ENTRIES SHOWN =>
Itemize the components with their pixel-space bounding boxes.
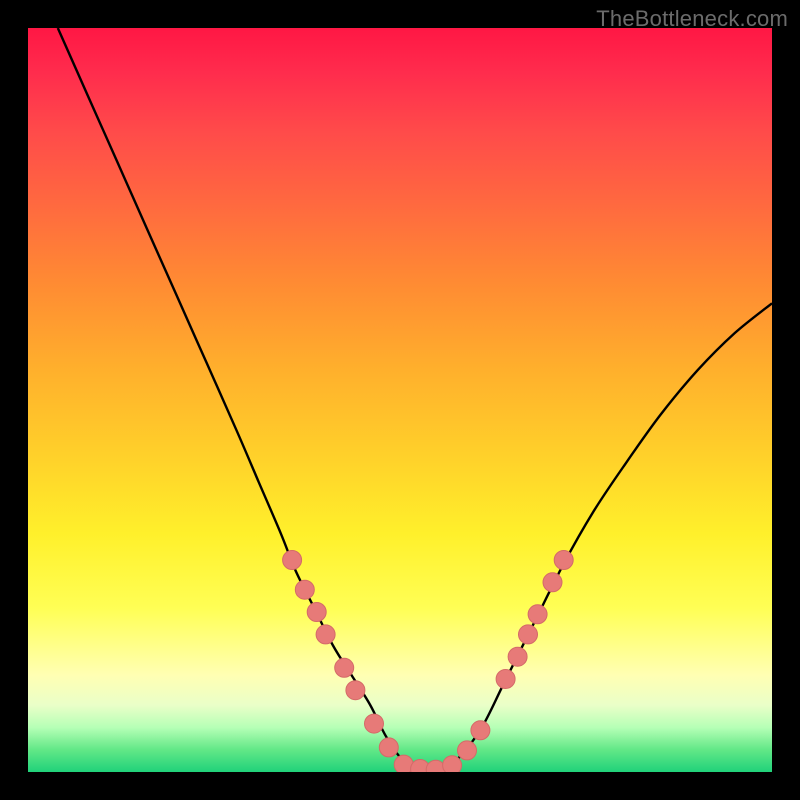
marker-dot (471, 721, 490, 740)
marker-dot (528, 605, 547, 624)
plot-area (28, 28, 772, 772)
marker-dot (519, 625, 538, 644)
marker-dot (496, 670, 515, 689)
marker-dot (379, 738, 398, 757)
marker-dot (295, 580, 314, 599)
marker-dot (458, 741, 477, 760)
marker-dot (443, 756, 462, 772)
marker-dot (346, 681, 365, 700)
marker-dot (554, 551, 573, 570)
marker-dot (365, 714, 384, 733)
marker-dot (543, 573, 562, 592)
marker-dot (335, 658, 354, 677)
chart-frame: TheBottleneck.com (0, 0, 800, 800)
marker-dot (316, 625, 335, 644)
marker-dot (508, 647, 527, 666)
marker-dot (283, 551, 302, 570)
marker-dot (307, 603, 326, 622)
watermark-text: TheBottleneck.com (596, 6, 788, 32)
marker-group (283, 551, 574, 773)
bottleneck-curve (58, 28, 772, 772)
chart-overlay (28, 28, 772, 772)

REQUIRED TASK =>
Retype every one of the records above line for line, without any change, and leave the pictures out of your answer.

WRITTEN RESPONSE =>
Itemize the components with their pixel-space bounding boxes.
marker-dot (471, 721, 490, 740)
marker-dot (528, 605, 547, 624)
plot-area (28, 28, 772, 772)
marker-dot (519, 625, 538, 644)
marker-dot (496, 670, 515, 689)
marker-dot (379, 738, 398, 757)
marker-dot (295, 580, 314, 599)
marker-dot (458, 741, 477, 760)
marker-dot (443, 756, 462, 772)
marker-dot (346, 681, 365, 700)
marker-dot (554, 551, 573, 570)
marker-dot (365, 714, 384, 733)
marker-dot (543, 573, 562, 592)
marker-dot (335, 658, 354, 677)
chart-frame: TheBottleneck.com (0, 0, 800, 800)
marker-dot (316, 625, 335, 644)
marker-dot (508, 647, 527, 666)
marker-dot (283, 551, 302, 570)
marker-dot (307, 603, 326, 622)
watermark-text: TheBottleneck.com (596, 6, 788, 32)
marker-group (283, 551, 574, 773)
bottleneck-curve (58, 28, 772, 772)
chart-overlay (28, 28, 772, 772)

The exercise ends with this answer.